AIM OF THE TASK:
Show every line where "Google" occurs.

DATA SECTION:
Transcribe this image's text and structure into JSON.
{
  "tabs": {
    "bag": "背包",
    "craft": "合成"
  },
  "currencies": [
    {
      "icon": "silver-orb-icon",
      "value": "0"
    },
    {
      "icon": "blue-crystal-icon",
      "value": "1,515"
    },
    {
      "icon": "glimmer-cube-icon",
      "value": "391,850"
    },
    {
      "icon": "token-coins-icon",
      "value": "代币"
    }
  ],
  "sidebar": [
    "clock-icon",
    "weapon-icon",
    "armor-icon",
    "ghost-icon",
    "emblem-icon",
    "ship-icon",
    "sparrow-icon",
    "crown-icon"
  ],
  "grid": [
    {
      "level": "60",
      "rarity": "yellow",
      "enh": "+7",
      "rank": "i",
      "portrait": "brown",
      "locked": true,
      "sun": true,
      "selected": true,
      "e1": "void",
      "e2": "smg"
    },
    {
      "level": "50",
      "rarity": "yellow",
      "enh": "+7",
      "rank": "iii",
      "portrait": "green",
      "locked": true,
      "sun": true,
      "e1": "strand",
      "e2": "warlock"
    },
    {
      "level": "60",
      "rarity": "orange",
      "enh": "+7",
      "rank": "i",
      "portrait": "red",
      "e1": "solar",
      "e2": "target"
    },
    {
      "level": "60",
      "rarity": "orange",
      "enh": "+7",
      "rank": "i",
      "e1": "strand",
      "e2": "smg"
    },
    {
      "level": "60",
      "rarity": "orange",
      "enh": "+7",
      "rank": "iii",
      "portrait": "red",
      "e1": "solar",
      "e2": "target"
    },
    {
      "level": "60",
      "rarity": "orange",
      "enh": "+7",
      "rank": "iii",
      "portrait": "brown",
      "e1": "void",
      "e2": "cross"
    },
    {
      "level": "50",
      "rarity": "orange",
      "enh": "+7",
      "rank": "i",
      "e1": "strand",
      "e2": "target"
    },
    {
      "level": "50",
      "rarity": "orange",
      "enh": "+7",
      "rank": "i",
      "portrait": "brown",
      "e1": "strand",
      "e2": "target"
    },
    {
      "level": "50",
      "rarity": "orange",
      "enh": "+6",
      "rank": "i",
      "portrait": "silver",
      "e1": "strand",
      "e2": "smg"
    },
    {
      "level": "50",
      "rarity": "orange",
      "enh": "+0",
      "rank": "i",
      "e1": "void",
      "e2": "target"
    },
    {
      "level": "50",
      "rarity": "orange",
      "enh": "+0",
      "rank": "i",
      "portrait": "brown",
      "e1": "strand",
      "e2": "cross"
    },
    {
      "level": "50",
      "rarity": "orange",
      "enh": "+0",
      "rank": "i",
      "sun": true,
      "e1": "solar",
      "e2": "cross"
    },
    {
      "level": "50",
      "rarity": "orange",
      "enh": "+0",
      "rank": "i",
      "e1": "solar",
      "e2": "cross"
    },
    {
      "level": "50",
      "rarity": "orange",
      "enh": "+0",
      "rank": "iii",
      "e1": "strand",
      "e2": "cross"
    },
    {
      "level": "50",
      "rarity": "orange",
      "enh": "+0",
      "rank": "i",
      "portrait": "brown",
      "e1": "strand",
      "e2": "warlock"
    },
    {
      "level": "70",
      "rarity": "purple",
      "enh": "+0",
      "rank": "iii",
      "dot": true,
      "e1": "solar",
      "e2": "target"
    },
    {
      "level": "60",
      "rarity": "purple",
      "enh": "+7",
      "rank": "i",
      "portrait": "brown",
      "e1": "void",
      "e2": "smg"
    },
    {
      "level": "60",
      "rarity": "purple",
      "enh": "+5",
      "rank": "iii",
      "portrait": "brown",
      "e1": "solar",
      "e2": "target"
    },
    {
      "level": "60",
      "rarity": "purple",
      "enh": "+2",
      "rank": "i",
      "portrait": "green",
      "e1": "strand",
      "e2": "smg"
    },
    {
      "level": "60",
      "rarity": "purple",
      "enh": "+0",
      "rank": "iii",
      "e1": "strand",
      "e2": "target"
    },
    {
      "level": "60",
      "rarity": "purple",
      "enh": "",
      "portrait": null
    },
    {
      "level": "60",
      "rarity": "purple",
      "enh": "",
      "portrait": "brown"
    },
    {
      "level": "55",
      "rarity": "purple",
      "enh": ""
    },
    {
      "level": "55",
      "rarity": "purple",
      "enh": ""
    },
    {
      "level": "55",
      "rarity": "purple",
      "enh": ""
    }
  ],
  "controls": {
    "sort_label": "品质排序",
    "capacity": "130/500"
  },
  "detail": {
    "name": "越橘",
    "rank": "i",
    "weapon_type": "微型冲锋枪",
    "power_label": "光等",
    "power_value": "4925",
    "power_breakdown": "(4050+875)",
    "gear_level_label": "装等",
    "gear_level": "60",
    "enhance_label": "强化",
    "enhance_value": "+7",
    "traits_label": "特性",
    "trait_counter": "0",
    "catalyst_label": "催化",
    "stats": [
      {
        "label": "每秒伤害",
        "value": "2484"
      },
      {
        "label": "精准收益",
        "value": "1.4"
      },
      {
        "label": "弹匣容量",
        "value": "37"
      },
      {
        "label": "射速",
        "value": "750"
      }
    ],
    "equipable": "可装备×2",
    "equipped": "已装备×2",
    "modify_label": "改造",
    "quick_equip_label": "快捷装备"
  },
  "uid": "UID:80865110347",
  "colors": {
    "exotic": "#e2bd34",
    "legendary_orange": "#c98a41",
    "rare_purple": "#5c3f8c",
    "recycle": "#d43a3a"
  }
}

==

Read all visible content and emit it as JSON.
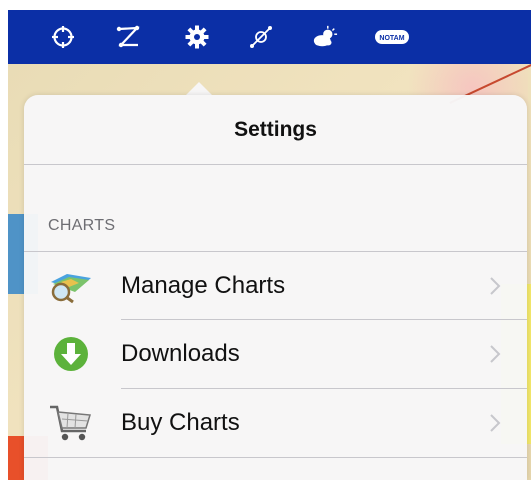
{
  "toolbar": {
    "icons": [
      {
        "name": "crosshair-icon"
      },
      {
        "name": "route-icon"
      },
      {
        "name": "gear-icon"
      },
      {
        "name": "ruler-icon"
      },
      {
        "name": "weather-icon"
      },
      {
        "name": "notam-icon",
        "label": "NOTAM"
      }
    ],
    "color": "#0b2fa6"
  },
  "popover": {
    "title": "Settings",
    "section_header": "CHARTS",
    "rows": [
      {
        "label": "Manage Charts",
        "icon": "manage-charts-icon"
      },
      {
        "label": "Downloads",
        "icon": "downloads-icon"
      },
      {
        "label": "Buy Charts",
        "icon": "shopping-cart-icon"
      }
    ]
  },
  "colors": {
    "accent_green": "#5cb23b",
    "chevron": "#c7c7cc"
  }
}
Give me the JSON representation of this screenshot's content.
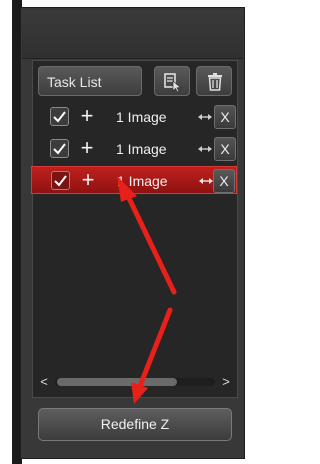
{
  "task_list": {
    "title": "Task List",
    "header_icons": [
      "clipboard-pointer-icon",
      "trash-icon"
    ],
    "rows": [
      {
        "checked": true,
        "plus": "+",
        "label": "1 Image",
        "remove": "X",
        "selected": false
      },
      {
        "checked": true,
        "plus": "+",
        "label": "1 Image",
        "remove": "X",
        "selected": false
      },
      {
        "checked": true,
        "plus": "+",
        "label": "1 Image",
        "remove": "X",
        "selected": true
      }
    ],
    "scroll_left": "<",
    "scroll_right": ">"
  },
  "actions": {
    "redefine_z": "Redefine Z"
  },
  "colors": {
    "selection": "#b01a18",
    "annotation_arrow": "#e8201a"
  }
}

==

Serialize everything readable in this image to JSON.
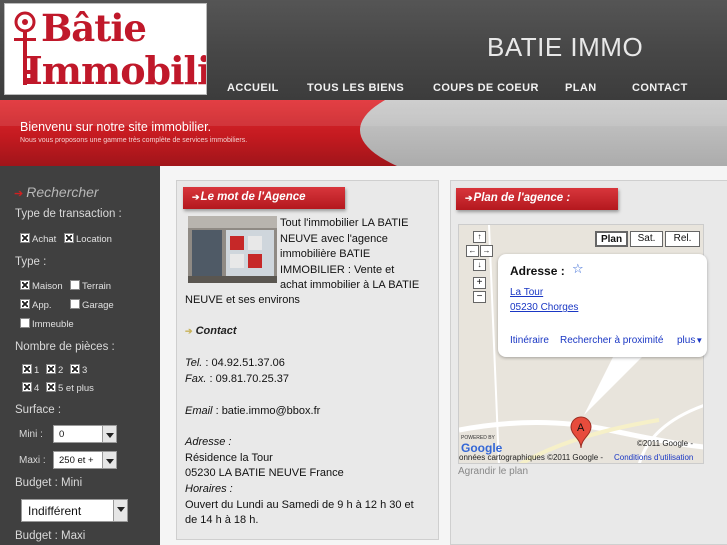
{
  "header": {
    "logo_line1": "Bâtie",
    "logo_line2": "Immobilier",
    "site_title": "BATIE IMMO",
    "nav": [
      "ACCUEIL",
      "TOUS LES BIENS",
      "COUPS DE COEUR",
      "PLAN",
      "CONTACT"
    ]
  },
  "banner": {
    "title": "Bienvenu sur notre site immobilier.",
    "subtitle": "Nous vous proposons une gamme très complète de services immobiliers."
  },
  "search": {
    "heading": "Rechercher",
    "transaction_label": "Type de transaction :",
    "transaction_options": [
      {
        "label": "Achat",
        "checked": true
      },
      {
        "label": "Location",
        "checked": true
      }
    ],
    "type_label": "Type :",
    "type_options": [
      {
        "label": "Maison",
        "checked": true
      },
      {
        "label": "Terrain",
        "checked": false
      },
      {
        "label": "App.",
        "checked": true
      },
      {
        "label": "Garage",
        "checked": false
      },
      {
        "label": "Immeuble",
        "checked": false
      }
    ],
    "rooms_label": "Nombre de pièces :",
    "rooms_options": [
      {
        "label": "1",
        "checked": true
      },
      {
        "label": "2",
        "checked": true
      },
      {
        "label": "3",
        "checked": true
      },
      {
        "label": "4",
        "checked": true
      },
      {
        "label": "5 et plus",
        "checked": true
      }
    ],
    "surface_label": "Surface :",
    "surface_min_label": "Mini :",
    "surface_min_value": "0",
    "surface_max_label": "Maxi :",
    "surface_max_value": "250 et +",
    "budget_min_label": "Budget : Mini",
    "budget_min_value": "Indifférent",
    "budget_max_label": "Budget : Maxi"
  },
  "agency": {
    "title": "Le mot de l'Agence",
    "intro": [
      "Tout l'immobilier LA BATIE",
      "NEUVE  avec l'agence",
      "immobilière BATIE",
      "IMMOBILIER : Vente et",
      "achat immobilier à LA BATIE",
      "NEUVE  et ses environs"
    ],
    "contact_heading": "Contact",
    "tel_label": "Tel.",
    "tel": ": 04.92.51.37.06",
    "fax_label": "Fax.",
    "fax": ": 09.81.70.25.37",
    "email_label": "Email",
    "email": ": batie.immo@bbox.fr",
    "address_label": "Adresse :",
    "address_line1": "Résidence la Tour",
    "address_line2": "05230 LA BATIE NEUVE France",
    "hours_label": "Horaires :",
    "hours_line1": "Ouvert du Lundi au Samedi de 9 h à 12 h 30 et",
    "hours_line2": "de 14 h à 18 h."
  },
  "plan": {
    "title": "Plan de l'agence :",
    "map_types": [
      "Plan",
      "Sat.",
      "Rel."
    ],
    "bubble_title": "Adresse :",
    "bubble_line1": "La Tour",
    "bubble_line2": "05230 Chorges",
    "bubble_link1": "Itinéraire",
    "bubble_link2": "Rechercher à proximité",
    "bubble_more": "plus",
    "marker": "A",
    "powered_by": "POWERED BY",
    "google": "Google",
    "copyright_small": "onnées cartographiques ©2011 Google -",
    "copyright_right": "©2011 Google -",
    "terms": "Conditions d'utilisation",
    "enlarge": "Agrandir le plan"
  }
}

THE OUTPUT:
    "google": "Google",
    "copyright_small": "onnées cartographiques ©2011 Google -",
    "copyright_right": "©2011 Google -",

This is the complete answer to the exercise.